======== Listed entries ========

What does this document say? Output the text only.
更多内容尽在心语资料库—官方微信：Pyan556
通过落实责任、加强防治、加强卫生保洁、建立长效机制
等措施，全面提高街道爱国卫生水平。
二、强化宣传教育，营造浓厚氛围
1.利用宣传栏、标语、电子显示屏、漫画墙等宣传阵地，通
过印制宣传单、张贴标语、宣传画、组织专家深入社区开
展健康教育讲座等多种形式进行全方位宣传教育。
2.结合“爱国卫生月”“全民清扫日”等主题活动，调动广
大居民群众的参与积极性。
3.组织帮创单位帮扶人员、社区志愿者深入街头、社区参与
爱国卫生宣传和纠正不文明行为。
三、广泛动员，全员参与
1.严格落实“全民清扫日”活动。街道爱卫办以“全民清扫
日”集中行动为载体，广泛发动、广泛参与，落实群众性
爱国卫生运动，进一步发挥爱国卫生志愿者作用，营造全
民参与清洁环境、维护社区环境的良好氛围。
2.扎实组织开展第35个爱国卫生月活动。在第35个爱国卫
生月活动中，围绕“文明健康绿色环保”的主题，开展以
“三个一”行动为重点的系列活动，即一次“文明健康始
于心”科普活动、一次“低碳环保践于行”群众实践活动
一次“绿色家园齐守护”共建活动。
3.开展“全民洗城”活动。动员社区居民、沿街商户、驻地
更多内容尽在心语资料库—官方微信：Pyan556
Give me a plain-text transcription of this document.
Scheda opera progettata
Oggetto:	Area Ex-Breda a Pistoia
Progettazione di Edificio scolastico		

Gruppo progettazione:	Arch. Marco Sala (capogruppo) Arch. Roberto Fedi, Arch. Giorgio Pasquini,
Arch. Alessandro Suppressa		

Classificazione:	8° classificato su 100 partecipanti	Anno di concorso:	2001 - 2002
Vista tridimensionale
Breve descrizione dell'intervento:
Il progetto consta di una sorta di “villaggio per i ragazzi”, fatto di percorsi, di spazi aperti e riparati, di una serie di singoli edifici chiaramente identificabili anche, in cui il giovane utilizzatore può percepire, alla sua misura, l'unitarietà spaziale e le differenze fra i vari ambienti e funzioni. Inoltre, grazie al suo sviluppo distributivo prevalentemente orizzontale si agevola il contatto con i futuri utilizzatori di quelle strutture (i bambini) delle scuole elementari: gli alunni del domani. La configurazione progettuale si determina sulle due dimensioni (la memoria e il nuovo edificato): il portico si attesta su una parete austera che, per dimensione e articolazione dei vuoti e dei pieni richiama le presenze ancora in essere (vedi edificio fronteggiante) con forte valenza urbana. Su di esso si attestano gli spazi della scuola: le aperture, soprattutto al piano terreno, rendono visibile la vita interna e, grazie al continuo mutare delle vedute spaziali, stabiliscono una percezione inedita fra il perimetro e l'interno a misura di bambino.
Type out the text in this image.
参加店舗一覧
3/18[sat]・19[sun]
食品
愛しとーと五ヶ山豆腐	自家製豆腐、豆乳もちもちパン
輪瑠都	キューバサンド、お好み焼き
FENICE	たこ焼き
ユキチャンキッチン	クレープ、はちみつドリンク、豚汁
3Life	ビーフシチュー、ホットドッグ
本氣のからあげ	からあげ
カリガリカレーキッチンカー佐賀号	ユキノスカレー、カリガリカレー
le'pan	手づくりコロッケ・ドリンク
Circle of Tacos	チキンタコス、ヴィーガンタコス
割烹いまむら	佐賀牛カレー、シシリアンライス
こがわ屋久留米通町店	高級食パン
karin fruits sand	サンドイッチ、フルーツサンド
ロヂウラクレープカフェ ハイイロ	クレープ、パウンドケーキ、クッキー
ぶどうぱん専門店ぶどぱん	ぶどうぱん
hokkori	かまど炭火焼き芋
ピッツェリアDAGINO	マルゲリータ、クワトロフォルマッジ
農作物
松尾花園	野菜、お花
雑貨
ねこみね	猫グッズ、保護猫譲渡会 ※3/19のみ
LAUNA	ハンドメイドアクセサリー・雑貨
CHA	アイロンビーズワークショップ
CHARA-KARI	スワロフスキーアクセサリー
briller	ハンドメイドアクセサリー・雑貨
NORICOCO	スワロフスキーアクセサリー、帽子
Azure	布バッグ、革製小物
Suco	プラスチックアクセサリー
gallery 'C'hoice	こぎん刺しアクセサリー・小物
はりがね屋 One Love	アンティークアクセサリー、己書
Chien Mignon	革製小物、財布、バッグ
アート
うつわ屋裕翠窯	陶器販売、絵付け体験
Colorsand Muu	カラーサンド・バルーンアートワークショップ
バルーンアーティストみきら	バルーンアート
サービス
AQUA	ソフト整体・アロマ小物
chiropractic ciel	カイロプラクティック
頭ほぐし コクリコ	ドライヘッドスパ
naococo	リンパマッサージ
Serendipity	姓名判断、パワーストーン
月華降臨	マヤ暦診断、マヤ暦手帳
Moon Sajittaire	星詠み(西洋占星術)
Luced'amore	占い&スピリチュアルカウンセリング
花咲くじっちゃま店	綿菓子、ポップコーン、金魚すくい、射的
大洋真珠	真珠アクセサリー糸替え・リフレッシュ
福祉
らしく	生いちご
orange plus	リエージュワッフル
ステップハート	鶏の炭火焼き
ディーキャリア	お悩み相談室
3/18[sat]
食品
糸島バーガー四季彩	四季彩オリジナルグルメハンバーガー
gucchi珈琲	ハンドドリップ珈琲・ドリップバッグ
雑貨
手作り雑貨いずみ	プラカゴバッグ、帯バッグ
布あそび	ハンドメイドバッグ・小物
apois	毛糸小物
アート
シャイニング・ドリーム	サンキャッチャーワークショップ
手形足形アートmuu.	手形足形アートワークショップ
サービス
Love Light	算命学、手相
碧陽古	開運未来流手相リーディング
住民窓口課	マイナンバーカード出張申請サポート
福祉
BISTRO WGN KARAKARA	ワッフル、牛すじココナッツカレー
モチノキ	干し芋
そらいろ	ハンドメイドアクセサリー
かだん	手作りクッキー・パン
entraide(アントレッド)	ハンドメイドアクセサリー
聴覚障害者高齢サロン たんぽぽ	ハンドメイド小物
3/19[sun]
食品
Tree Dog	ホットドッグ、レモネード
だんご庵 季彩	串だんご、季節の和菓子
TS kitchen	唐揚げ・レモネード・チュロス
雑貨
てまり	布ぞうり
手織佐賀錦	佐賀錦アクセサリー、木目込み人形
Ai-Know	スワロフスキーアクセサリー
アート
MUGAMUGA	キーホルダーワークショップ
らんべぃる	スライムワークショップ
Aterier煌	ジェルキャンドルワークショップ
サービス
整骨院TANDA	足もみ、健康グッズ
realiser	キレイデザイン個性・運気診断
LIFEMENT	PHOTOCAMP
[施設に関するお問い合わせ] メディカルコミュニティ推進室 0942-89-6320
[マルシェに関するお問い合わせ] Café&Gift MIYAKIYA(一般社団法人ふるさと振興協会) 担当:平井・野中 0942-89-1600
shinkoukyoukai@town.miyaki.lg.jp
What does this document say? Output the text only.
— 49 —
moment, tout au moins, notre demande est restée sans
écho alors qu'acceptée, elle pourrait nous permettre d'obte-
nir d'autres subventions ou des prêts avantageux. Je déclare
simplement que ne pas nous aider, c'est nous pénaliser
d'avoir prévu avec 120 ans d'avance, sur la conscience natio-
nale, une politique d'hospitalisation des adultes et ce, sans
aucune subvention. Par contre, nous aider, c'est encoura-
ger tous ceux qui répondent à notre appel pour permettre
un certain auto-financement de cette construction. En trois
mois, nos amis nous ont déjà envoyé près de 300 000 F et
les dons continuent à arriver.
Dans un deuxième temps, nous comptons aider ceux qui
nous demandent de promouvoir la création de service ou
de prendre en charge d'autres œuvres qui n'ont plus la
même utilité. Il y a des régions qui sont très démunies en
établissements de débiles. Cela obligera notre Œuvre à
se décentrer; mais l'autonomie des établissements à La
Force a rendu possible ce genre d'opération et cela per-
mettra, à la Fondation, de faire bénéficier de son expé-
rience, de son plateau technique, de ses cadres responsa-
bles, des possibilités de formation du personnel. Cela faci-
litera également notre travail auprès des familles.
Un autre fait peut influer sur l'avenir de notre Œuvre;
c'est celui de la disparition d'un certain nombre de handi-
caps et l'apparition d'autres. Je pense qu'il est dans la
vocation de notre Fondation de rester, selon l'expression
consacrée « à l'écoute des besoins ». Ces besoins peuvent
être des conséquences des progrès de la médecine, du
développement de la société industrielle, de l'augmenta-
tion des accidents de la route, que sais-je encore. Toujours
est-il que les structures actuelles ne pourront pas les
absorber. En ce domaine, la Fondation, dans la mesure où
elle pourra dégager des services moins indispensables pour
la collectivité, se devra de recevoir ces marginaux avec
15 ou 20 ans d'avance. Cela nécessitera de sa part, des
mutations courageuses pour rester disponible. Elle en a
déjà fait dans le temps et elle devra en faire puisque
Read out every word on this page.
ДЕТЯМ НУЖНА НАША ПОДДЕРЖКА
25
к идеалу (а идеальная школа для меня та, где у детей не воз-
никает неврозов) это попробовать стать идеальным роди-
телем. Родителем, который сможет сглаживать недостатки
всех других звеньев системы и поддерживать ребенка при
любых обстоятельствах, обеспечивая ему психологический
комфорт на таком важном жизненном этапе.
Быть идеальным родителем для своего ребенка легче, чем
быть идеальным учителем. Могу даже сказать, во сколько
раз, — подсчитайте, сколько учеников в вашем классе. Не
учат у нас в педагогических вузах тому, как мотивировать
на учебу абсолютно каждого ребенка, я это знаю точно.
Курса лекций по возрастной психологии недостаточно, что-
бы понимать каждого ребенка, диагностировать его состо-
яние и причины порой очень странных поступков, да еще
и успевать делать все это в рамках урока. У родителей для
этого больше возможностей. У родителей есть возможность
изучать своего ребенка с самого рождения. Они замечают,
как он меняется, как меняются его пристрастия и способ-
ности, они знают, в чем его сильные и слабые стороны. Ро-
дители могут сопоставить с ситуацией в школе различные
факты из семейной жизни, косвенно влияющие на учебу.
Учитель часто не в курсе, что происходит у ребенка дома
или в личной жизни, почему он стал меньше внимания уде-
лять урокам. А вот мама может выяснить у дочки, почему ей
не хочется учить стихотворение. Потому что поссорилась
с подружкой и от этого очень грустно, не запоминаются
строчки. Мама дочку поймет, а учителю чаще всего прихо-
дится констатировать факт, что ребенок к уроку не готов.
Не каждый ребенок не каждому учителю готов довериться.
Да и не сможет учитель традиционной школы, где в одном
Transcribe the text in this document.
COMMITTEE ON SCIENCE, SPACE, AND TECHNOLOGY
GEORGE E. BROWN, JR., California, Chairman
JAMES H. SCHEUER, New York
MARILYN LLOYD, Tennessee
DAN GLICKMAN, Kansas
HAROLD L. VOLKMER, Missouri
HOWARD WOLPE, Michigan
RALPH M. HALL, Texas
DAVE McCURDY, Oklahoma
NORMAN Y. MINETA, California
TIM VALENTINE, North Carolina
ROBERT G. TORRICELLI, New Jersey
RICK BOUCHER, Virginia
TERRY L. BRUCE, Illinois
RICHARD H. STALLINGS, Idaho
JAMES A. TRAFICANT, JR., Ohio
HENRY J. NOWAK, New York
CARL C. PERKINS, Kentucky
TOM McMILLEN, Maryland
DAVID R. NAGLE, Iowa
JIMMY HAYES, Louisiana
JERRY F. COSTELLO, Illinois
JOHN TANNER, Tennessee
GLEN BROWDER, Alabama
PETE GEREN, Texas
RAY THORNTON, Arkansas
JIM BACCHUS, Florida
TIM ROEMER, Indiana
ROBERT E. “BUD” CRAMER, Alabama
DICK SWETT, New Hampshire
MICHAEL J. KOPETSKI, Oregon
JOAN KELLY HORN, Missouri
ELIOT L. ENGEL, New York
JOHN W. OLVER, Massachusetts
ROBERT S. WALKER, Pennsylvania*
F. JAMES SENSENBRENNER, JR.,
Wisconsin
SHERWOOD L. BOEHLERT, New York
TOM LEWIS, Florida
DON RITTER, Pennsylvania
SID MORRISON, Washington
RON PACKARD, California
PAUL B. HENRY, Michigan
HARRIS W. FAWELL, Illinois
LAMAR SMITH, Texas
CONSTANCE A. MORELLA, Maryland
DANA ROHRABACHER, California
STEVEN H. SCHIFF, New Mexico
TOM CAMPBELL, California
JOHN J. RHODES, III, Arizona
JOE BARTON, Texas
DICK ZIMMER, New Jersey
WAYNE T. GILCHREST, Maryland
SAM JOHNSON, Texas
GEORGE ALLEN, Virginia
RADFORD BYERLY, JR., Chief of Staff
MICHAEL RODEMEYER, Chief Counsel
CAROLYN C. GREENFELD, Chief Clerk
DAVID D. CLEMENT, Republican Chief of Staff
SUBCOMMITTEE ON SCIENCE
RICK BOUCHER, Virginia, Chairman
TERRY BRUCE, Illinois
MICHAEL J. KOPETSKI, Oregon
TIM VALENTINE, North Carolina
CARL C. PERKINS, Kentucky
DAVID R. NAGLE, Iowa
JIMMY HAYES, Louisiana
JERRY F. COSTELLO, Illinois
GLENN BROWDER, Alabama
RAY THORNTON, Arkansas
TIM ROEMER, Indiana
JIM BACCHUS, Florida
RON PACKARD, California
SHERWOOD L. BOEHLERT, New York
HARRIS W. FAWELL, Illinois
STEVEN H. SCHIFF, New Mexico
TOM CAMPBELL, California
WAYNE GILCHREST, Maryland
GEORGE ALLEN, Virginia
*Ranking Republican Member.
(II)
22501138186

========

From the listing above, collect every line that mentions the word "этого".

этого больше возможностей. У родителей есть возможность
с подружкой и от этого очень грустно, не запоминаются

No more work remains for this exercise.